§ **Study text**:

Interacting particle Monte Carlo methods for Neutron Transport
Interacting particle systems
In the mathematical literature, there has been growing interest over the last 20-30 years in the notion of simulation variance reduction through algorithms that interact with concurrent simulations, known as interacting particle systems.
A key quantity of interest when analysing the criticality of nuclear reactors is the so-called constant keff, which describes the effective multiplication factor of neutrons across a fissile system. Current Monte Carlo methods are typically highly accurate for computing keff, but challenges remain in accurately understanding the associated errors, and also accurately estimating flux responses, for example on the edge of re- actors. Interacting particle methodology is a natural approach to these challenges and whilst this method underpins many known algorithms, they are not systematically studied in the nuclear setting.

§ **Dataset content**:
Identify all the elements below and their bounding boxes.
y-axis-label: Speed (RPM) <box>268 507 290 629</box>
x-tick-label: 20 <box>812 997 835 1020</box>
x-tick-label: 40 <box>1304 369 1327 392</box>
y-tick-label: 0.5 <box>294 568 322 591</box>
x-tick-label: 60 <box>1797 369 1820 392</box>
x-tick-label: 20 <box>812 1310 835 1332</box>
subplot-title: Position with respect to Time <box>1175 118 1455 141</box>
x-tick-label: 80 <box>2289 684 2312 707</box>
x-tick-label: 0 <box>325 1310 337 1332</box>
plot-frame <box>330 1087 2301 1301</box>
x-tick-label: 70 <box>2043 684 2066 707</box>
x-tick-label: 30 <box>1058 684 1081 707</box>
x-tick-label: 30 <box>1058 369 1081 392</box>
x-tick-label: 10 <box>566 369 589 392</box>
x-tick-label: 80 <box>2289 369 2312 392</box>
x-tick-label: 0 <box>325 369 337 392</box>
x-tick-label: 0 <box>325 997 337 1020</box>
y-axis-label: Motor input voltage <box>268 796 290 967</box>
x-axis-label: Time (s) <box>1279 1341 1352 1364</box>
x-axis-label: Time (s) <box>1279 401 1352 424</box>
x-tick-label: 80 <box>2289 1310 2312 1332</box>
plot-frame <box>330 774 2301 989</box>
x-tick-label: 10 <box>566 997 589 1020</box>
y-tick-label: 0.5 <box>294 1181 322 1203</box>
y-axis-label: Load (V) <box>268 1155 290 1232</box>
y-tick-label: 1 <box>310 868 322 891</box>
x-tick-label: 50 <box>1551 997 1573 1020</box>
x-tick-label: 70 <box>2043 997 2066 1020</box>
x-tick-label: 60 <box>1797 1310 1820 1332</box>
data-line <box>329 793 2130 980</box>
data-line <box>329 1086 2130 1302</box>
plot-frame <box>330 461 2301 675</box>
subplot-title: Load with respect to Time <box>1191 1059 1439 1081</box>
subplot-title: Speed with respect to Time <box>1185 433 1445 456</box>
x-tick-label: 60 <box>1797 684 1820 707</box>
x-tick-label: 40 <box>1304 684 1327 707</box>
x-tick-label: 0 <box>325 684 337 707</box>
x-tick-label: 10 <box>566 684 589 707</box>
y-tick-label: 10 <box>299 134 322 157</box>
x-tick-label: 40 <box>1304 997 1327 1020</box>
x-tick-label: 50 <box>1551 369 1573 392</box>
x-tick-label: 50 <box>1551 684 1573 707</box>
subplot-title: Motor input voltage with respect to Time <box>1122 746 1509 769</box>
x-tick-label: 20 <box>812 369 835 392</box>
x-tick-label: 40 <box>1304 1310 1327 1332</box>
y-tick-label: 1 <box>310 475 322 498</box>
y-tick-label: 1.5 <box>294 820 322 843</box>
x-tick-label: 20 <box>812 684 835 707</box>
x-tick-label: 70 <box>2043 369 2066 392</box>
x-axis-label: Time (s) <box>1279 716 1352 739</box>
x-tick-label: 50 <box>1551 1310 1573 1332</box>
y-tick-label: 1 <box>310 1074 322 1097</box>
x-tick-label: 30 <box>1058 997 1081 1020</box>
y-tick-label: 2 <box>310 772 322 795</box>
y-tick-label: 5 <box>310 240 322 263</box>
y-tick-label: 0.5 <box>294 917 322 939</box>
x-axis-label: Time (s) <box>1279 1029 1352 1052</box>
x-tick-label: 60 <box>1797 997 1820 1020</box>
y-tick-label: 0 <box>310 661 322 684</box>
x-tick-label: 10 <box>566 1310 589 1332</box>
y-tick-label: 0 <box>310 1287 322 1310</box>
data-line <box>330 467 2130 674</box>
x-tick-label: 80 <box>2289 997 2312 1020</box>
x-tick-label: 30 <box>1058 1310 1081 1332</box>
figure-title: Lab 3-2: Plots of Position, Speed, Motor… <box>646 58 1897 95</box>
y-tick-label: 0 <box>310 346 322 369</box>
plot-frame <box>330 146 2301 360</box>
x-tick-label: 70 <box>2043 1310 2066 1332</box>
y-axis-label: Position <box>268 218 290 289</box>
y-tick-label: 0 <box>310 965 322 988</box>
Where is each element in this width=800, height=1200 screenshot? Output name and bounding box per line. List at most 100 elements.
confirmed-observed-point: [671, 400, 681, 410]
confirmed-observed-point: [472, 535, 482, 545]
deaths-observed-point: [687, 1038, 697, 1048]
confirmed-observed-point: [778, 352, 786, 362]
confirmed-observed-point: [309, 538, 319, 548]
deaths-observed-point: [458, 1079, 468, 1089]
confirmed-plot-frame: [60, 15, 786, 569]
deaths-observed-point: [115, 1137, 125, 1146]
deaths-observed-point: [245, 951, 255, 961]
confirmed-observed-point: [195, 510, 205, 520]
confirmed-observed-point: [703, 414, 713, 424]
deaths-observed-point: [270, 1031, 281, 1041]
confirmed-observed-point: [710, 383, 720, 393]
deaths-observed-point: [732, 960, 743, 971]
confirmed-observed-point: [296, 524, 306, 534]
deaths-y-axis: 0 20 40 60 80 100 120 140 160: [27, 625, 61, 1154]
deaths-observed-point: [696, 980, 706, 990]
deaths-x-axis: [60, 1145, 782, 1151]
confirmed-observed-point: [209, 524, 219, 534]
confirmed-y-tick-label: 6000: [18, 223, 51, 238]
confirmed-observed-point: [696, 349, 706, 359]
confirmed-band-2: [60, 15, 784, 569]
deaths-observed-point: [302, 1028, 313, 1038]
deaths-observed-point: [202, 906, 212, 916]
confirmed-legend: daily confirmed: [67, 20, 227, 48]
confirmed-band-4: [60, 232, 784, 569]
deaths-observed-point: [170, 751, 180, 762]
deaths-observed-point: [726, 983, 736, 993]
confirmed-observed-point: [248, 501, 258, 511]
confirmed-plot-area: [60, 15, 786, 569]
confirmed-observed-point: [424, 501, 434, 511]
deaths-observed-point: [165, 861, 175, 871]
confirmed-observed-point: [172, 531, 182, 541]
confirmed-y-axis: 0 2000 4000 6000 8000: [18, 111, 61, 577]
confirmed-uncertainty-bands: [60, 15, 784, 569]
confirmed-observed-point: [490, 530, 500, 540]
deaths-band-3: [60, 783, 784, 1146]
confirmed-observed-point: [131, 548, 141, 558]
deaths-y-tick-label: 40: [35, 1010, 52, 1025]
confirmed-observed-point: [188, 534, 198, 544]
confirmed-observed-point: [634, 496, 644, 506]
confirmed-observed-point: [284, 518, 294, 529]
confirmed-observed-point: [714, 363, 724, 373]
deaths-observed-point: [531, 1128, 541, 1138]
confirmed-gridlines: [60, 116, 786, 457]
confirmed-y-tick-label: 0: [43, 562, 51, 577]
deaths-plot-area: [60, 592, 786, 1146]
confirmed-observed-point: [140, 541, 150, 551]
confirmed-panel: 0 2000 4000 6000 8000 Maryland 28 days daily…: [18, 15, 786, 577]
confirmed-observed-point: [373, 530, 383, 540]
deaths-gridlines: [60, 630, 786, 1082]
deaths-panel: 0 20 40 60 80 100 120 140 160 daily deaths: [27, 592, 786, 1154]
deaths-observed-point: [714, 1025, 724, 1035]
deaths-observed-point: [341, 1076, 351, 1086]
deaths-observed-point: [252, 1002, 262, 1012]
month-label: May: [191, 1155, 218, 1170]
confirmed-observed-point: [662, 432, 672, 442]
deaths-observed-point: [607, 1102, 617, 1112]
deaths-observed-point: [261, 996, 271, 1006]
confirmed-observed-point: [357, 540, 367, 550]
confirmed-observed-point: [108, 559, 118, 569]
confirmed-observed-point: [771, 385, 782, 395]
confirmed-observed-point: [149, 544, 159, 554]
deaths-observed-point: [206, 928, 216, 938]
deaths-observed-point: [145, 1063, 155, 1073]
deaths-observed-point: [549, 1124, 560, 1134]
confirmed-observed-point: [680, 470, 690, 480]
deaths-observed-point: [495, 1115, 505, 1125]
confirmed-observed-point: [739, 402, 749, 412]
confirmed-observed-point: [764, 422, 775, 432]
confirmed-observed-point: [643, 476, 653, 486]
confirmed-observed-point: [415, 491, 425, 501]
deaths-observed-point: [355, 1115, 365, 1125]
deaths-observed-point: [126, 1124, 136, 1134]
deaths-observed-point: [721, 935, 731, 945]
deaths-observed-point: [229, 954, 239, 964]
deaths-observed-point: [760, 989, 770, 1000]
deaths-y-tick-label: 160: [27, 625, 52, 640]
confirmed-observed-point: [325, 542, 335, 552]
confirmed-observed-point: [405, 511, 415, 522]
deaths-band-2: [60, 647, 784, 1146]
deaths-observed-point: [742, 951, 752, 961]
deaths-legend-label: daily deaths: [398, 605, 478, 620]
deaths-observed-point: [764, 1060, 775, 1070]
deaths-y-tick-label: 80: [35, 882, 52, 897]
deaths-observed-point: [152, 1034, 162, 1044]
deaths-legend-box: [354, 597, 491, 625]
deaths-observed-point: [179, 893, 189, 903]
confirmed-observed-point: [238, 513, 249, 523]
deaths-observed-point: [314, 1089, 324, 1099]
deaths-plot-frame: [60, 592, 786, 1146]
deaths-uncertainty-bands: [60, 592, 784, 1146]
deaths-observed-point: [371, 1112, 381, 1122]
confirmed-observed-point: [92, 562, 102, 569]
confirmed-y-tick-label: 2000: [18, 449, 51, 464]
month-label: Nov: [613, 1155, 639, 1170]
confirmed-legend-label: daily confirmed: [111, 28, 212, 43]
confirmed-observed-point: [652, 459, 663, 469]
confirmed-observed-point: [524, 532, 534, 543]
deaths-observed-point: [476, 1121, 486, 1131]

§ **Questions to answer**:
[a] From the neutron transport text, list every distinct word that ends in "-ly", with each one given once.
[b] Write the next paragraph of the neutron transport text, starting right after its final sentence.

§ **Expected results**:
[a] typically, highly, accurately, systematically

[b]
The basic idea behind interacting particle algorithms is to initiate a series of Monte Carlo simulations and, at key stages of each simulation, to use selection critera to remove the “poorly performing” simulations and independently replicate the “better performing” simulations. This creates dependencies between simulations which are reminiscent of certain mathematical models of genetic evolution.
In the nuclear setting, it is generally well understood how the variance of ‘single particle’ estimates behave over generations of fission events. The main technical challenge is adaptation of this understanding to the setting of interacting particles and how this plays out in terms of variance reduction.